= WHAT TO PRODUCE =
Records follow. Select each line holding "products".

= DATASET RECORDS =
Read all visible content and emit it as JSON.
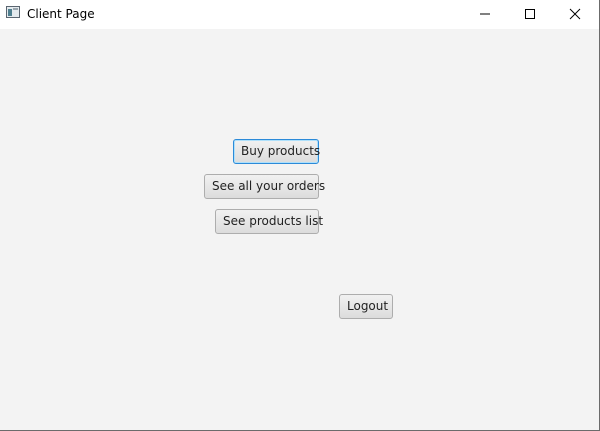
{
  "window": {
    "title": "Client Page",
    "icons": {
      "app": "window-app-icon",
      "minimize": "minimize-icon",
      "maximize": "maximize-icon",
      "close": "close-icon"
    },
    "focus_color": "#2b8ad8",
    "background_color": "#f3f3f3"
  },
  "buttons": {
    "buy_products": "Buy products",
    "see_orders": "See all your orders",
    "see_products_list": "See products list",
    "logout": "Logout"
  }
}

= SOLVED EXERCISE =
    "buy_products": "Buy products",
    "see_products_list": "See products list",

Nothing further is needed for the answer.